## EXERCISE DESCRIPTION
Reply with one number only, the count of lines holding the string "morning".

___ DATA ROWS ___

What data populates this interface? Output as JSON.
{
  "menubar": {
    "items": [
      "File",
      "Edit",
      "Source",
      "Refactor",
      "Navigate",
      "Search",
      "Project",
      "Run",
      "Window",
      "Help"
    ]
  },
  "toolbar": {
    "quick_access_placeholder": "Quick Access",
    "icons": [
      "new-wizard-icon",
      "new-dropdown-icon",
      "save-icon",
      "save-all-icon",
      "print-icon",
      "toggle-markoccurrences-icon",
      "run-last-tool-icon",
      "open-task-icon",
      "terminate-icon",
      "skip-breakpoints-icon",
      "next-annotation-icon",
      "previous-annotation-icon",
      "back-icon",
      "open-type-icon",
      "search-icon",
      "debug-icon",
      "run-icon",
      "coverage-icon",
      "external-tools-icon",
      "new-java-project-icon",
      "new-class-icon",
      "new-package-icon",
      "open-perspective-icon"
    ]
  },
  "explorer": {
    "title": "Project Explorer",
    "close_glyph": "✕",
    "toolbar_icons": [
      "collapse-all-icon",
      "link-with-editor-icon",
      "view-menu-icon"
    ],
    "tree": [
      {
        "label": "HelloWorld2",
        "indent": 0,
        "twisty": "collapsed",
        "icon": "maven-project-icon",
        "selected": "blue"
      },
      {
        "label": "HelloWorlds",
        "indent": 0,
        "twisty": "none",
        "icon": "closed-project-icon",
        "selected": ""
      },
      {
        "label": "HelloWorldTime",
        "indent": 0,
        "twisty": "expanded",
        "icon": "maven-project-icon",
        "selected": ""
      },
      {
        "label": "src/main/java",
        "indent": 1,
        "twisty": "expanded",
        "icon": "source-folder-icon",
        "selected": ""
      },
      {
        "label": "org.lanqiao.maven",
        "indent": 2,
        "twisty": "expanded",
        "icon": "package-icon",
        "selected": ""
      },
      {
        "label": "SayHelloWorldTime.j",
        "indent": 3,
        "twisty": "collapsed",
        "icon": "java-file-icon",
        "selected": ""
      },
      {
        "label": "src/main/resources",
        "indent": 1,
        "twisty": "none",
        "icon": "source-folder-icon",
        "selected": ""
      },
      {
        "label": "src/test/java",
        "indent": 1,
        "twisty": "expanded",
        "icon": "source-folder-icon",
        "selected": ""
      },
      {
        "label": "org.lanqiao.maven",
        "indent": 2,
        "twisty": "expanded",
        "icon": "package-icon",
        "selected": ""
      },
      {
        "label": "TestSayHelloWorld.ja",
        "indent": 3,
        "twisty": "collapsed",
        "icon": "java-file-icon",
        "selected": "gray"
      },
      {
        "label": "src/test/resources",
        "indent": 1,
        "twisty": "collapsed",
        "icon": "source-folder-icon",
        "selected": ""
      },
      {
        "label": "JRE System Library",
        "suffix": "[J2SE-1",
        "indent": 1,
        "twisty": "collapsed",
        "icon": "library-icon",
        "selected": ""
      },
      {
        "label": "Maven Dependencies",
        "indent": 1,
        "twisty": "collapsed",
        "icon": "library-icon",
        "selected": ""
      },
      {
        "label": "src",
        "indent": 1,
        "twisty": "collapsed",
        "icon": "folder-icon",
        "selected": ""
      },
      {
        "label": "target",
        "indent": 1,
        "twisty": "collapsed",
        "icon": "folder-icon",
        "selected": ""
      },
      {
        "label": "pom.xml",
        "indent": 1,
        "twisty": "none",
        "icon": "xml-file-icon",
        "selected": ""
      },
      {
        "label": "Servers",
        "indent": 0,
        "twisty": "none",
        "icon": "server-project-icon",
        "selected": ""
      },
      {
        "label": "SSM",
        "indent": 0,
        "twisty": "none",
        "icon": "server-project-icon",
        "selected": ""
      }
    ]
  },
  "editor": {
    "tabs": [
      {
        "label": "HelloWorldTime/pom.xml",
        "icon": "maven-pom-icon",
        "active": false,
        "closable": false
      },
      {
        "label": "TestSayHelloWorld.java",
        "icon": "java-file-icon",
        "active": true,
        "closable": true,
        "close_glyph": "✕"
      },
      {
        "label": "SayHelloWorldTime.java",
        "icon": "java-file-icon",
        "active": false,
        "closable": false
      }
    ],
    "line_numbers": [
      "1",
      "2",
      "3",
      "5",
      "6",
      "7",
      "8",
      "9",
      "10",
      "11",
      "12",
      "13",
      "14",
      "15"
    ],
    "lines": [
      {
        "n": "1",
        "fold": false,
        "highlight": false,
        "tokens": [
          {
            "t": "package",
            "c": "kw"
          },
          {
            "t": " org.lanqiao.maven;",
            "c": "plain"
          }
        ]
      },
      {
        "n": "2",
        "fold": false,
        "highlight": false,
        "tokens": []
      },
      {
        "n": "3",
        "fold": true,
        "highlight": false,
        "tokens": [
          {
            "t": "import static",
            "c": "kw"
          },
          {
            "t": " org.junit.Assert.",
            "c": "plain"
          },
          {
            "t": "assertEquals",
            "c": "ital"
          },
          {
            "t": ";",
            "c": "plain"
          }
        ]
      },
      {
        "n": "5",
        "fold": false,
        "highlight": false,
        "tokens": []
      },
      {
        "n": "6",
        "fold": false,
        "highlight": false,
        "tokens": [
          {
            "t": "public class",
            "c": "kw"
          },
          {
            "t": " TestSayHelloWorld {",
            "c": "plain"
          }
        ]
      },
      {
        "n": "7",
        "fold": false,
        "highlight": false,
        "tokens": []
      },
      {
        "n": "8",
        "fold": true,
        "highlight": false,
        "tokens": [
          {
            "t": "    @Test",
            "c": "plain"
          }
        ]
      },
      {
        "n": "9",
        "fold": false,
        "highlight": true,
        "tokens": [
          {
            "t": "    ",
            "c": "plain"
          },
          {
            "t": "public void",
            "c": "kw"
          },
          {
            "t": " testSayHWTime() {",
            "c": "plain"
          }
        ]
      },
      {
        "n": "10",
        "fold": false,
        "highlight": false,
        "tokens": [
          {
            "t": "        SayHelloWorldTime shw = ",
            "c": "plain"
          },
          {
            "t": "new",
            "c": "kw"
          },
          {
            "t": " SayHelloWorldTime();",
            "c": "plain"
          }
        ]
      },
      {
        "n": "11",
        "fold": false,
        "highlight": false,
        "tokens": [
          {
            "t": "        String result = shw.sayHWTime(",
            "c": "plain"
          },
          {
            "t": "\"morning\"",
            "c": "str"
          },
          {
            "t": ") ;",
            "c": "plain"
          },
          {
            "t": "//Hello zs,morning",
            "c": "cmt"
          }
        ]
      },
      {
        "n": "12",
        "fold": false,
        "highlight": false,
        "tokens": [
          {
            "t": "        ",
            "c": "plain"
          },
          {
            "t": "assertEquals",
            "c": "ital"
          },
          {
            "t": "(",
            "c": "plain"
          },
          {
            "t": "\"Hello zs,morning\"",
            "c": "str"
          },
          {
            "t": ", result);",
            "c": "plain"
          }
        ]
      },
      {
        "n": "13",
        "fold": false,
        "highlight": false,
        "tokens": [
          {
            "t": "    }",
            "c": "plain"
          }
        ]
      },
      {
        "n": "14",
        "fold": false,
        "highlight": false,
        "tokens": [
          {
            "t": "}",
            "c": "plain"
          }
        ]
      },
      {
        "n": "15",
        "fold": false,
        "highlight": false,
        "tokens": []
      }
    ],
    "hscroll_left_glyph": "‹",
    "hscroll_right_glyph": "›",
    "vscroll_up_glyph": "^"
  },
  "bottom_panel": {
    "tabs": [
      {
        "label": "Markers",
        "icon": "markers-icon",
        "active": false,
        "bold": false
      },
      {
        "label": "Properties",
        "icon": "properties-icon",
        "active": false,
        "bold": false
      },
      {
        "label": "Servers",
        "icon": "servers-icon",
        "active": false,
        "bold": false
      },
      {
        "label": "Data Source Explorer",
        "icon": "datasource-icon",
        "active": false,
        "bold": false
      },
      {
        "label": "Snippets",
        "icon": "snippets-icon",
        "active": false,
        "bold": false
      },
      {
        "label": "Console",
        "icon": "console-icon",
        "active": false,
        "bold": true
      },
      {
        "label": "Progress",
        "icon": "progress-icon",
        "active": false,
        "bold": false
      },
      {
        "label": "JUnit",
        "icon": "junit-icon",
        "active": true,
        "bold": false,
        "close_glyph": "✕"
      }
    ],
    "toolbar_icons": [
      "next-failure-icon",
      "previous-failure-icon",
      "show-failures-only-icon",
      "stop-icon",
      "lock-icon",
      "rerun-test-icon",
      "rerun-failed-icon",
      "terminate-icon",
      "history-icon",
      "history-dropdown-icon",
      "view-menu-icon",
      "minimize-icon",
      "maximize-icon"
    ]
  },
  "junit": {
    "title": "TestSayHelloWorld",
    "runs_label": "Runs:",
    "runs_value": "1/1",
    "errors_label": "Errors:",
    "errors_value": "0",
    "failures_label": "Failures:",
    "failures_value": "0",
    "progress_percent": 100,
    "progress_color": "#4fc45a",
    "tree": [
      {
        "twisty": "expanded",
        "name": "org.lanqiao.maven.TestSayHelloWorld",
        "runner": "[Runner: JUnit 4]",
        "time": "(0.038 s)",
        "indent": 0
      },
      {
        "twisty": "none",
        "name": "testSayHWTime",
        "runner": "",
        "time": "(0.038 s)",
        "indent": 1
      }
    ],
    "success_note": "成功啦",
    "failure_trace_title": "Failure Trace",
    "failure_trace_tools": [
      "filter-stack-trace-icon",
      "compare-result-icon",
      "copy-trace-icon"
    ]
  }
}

___

## ANSWER TO THE PROBLEM
3